* _Data for this task_
## begin
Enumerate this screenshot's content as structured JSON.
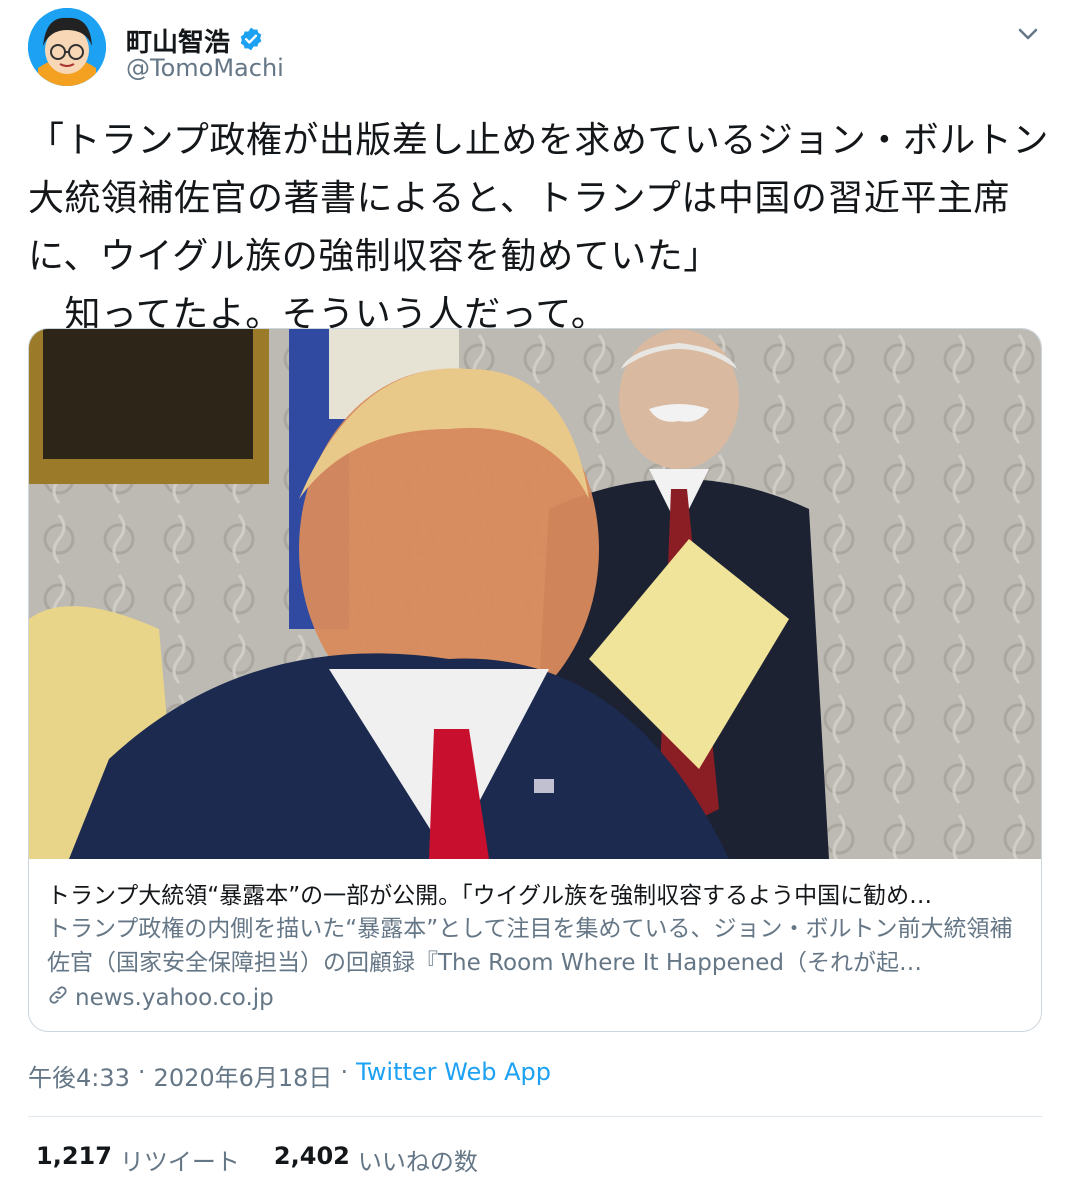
{
  "author": {
    "display_name": "町山智浩",
    "handle": "@TomoMachi",
    "verified_icon": "verified-badge-icon",
    "avatar": "cartoon-avatar"
  },
  "tweet": {
    "text": "「トランプ政権が出版差し止めを求めているジョン・ボルトン大統領補佐官の著書によると、トランプは中国の習近平主席に、ウイグル族の強制収容を勧めていた」\n　知ってたよ。そういう人だって。"
  },
  "card": {
    "image_alt": "photo",
    "title": "トランプ大統領“暴露本”の一部が公開。「ウイグル族を強制収容するよう中国に勧め…",
    "description": "トランプ政権の内側を描いた“暴露本”として注目を集めている、ジョン・ボルトン前大統領補佐官（国家安全保障担当）の回顧録『The Room Where It Happened（それが起…",
    "domain": "news.yahoo.co.jp"
  },
  "meta": {
    "time": "午後4:33",
    "sep1": "·",
    "date": "2020年6月18日",
    "sep2": "·",
    "source": "Twitter Web App"
  },
  "stats": {
    "retweets_count": "1,217",
    "retweets_label": "リツイート",
    "likes_count": "2,402",
    "likes_label": "いいねの数"
  },
  "colors": {
    "accent": "#1da1f2",
    "secondary_text": "#657786",
    "border": "#ccd6dd"
  }
}
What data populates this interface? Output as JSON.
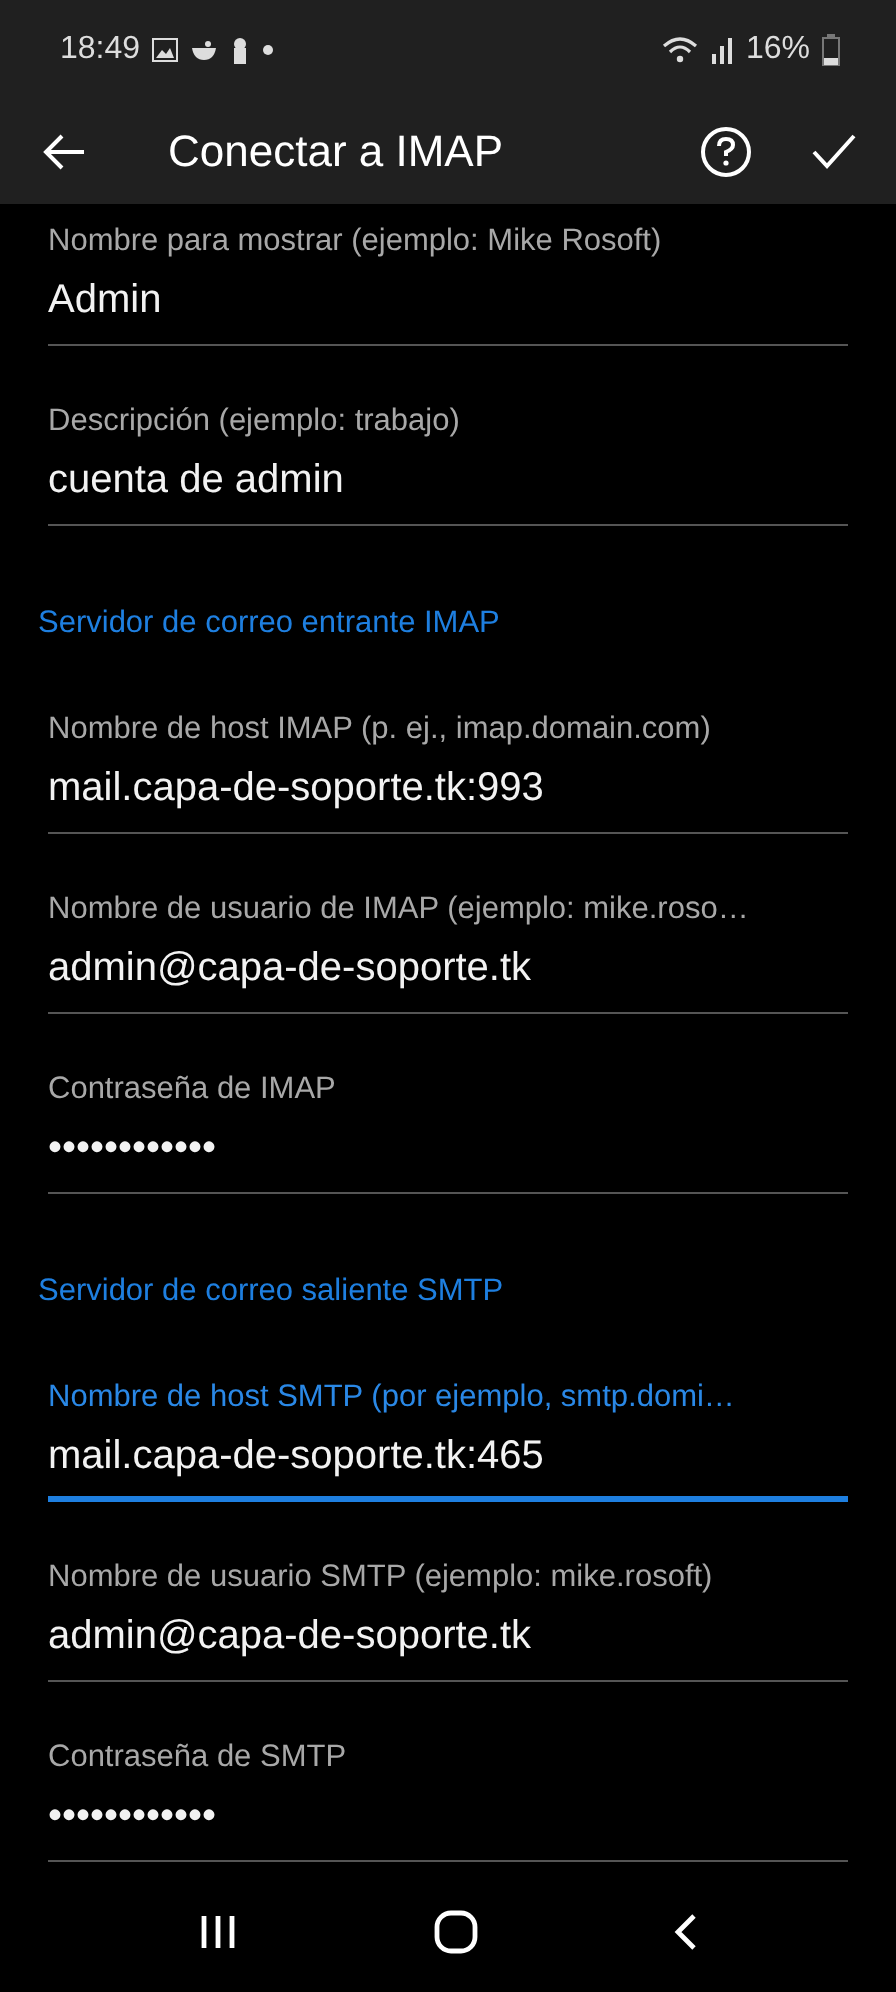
{
  "status_bar": {
    "time": "18:49",
    "battery": "16%"
  },
  "header": {
    "title": "Conectar a IMAP"
  },
  "sections": [
    {
      "fields": [
        {
          "label": "Nombre para mostrar (ejemplo: Mike Rosoft)",
          "value": "Admin",
          "focused": false
        },
        {
          "label": "Descripción (ejemplo: trabajo)",
          "value": "cuenta de admin",
          "focused": false
        }
      ]
    },
    {
      "title": "Servidor de correo entrante IMAP",
      "fields": [
        {
          "label": "Nombre de host IMAP (p. ej., imap.domain.com)",
          "value": "mail.capa-de-soporte.tk:993",
          "focused": false
        },
        {
          "label": "Nombre de usuario de IMAP (ejemplo: mike.roso…",
          "value": "admin@capa-de-soporte.tk",
          "focused": false
        },
        {
          "label": "Contraseña de IMAP",
          "value": "••••••••••••",
          "focused": false
        }
      ]
    },
    {
      "title": "Servidor de correo saliente SMTP",
      "fields": [
        {
          "label": "Nombre de host SMTP (por ejemplo, smtp.domi…",
          "value": "mail.capa-de-soporte.tk:465",
          "focused": true
        },
        {
          "label": "Nombre de usuario SMTP (ejemplo: mike.rosoft)",
          "value": "admin@capa-de-soporte.tk",
          "focused": false
        },
        {
          "label": "Contraseña de SMTP",
          "value": "••••••••••••",
          "focused": false
        }
      ]
    }
  ]
}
## end
* _Aim of the exercise_
Gather each line of the listing containing the word "capa" and show it.

* _Task output_
          "value": "mail.capa-de-soporte.tk:993",
          "value": "admin@capa-de-soporte.tk",
          "value": "mail.capa-de-soporte.tk:465",
          "value": "admin@capa-de-soporte.tk",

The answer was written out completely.